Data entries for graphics
--

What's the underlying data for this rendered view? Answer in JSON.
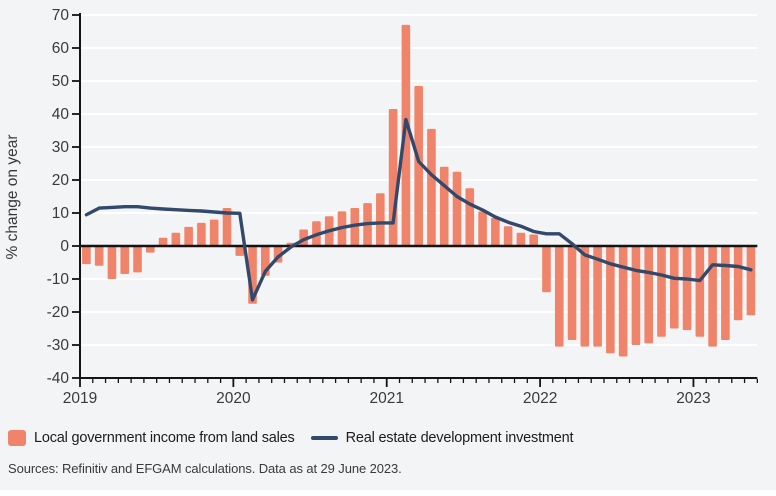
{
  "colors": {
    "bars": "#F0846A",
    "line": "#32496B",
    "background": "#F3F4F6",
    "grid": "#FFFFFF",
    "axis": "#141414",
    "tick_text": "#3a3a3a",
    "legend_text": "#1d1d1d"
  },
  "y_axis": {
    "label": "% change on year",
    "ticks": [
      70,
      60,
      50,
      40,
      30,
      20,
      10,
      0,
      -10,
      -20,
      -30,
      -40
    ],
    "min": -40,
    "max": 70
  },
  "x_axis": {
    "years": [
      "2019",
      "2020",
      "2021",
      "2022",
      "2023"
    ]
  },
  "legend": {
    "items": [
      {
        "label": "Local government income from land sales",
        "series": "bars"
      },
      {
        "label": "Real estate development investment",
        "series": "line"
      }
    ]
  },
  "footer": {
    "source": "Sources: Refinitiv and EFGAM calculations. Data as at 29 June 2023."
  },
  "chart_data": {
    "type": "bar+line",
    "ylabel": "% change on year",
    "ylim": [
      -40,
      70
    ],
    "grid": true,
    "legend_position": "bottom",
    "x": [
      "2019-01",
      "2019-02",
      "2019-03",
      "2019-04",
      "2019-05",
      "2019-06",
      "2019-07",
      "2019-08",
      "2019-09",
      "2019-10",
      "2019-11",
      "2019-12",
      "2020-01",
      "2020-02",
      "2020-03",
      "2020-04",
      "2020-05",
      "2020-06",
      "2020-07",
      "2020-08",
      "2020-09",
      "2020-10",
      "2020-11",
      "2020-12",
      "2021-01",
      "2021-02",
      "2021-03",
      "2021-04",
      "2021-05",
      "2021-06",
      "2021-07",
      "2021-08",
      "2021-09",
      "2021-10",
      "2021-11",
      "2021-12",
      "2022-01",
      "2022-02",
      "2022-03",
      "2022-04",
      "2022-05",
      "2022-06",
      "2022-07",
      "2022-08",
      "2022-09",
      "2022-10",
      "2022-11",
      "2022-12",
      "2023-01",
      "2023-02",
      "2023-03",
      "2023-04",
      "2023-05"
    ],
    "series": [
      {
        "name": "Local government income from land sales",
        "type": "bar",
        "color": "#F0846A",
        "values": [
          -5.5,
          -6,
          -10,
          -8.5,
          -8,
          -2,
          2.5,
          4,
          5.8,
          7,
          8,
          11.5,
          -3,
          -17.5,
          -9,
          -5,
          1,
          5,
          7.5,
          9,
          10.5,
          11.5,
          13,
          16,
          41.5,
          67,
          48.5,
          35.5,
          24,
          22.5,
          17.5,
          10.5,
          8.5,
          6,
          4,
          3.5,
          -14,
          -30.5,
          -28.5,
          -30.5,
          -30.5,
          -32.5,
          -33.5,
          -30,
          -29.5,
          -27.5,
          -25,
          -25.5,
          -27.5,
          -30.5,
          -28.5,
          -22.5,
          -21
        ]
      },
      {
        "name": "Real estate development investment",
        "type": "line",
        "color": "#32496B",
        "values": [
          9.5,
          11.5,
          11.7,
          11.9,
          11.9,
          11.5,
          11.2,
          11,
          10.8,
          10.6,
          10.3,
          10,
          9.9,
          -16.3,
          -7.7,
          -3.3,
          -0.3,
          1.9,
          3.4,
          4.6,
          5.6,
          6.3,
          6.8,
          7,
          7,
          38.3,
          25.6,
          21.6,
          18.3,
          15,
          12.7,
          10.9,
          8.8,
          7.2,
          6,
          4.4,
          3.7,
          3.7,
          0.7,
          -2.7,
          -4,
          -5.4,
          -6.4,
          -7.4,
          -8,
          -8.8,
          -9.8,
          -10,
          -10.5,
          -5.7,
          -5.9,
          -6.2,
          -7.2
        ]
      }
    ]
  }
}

--

## EXERCISE PROMPT
Using the material above, state how many lines include the string "Local". Answer with a single number.

## FINAL RESULT
2